**DATASET ENTRIES**
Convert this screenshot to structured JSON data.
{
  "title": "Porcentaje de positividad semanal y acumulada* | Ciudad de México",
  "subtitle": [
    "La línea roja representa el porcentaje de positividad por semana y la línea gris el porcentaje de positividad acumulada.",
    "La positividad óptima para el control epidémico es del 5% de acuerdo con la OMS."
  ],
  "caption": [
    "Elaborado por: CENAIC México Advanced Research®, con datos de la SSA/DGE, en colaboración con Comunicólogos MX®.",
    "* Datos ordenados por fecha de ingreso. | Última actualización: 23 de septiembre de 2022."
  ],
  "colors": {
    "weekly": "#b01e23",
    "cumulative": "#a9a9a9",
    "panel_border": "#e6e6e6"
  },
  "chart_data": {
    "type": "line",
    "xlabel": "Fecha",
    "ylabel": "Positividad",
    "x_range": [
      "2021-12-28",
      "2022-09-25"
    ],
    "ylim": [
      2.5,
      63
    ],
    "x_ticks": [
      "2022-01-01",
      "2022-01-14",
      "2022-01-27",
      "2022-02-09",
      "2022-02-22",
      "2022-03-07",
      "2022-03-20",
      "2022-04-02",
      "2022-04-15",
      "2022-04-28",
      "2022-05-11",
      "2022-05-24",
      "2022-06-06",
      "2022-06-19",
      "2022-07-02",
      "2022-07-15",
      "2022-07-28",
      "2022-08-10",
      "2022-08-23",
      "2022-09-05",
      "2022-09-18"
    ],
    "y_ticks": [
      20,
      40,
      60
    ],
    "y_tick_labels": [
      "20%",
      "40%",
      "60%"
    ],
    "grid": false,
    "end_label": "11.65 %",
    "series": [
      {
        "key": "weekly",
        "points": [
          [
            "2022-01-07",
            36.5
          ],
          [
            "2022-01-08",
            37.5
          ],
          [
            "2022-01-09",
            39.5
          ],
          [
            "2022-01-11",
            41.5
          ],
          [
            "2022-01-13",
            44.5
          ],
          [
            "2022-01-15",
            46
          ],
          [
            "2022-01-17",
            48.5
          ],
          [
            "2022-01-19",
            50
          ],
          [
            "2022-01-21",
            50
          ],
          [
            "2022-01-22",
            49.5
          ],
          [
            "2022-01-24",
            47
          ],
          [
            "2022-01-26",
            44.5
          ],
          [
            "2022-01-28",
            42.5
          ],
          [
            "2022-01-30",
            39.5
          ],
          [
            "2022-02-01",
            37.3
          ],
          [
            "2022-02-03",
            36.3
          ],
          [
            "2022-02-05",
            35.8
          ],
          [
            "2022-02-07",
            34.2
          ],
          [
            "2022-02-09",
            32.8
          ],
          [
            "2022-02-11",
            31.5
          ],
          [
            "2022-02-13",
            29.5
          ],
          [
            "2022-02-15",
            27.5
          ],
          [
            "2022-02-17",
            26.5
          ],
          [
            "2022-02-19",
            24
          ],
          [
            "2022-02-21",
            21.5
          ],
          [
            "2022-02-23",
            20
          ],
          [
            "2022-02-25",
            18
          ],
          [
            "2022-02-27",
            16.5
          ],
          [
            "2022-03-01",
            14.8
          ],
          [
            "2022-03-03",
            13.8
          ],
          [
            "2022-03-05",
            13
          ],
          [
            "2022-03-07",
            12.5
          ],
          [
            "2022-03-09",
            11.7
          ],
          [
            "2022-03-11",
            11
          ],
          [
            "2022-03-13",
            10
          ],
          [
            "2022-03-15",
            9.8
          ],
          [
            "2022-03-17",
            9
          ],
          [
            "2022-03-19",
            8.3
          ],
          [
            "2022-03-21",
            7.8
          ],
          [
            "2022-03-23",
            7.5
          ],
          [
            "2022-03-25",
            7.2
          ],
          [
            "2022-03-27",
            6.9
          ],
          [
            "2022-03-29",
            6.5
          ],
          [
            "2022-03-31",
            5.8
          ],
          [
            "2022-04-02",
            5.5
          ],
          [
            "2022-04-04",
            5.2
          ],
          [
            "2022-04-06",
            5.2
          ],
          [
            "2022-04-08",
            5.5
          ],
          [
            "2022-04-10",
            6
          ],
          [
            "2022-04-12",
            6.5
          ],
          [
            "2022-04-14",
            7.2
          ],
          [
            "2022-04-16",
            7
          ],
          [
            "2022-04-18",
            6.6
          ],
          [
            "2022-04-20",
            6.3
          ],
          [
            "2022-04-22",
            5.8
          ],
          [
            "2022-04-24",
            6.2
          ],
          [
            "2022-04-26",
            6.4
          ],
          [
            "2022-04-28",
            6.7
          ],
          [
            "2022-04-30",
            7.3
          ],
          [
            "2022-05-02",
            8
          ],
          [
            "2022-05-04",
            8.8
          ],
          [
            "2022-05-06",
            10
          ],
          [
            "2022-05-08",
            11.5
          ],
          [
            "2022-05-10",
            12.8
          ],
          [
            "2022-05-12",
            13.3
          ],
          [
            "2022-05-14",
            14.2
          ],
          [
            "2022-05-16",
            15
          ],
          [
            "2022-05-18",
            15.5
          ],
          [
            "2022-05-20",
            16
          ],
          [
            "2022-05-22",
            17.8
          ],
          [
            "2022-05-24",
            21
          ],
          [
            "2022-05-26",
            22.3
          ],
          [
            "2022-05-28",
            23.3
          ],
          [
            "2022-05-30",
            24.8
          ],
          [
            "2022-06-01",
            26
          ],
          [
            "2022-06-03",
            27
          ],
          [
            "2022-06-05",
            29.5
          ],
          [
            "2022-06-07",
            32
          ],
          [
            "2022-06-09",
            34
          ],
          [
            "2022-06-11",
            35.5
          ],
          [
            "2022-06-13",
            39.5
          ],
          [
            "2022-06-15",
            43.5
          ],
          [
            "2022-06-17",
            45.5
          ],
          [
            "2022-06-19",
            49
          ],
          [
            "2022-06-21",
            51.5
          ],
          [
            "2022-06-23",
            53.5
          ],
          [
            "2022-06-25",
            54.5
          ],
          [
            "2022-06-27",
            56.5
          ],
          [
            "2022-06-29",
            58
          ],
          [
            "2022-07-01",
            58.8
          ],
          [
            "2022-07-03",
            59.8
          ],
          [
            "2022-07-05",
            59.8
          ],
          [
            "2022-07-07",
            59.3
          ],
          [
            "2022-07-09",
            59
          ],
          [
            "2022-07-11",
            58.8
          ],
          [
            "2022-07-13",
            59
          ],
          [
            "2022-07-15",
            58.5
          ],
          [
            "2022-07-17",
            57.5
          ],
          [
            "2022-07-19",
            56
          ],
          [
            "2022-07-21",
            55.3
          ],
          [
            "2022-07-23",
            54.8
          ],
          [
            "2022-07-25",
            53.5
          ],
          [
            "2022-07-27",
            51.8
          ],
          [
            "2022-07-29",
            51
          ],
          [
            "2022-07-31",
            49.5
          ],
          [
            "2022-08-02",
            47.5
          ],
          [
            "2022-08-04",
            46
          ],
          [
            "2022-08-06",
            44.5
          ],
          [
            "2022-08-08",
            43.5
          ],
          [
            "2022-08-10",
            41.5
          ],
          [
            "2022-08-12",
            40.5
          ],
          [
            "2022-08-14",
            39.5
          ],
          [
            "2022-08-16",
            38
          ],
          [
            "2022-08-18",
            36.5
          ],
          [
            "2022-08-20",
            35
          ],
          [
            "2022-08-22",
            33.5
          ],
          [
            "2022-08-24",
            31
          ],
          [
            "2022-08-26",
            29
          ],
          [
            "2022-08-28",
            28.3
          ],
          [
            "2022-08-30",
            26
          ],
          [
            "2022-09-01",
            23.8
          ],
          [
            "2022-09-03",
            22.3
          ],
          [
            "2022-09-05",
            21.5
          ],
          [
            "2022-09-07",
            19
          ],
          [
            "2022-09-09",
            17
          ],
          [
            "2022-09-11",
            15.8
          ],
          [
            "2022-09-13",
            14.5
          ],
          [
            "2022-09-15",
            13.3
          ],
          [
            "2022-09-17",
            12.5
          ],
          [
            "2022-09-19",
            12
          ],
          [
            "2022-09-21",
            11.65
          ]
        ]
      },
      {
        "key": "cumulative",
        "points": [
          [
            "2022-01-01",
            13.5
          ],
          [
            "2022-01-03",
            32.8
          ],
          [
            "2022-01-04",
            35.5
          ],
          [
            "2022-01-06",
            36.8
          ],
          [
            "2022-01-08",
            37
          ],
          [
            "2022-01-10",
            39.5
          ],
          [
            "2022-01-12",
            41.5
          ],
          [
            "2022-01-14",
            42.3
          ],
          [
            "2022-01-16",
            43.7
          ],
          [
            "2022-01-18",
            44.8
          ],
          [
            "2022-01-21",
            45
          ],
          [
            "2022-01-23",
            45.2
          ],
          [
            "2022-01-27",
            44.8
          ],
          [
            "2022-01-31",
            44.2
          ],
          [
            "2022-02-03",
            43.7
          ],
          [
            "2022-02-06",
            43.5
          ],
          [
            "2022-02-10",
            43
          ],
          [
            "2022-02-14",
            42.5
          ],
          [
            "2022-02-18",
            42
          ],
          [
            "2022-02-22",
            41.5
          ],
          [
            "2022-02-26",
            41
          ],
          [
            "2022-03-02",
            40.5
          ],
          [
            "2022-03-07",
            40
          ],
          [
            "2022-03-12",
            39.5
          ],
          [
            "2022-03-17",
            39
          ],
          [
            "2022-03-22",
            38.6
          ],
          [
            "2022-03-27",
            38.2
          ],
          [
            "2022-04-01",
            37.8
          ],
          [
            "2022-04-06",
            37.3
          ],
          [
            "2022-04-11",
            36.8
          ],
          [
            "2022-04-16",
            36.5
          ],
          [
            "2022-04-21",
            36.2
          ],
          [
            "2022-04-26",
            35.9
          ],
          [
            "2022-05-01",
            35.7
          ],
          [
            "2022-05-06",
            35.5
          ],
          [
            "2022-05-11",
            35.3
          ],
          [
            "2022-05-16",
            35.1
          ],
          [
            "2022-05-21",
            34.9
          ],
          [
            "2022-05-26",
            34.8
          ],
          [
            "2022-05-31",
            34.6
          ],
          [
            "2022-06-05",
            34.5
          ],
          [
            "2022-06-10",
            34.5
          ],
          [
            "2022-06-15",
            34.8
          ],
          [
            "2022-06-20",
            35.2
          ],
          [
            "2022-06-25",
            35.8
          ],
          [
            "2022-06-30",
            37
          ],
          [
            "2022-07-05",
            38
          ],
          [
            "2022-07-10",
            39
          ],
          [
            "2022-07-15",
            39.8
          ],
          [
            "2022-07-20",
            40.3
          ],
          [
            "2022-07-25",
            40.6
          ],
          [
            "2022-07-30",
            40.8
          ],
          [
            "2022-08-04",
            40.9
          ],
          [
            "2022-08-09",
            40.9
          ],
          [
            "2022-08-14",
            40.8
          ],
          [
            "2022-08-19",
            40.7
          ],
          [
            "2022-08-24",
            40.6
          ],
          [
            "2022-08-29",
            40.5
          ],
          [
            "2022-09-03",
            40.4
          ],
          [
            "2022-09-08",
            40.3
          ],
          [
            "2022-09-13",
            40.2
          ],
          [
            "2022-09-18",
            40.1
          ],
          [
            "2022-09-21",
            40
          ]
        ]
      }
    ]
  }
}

**DIRECTIVE**
Which lines contain "México"? Copy each of them out.

**RESULT OF THIS EXERCISE**
  "title": "Porcentaje de positividad semanal y acumulada* | Ciudad de México",
    "Elaborado por: CENAIC México Advanced Research®, con datos de la SSA/DGE, en colaboración con Comunicólogos MX®.",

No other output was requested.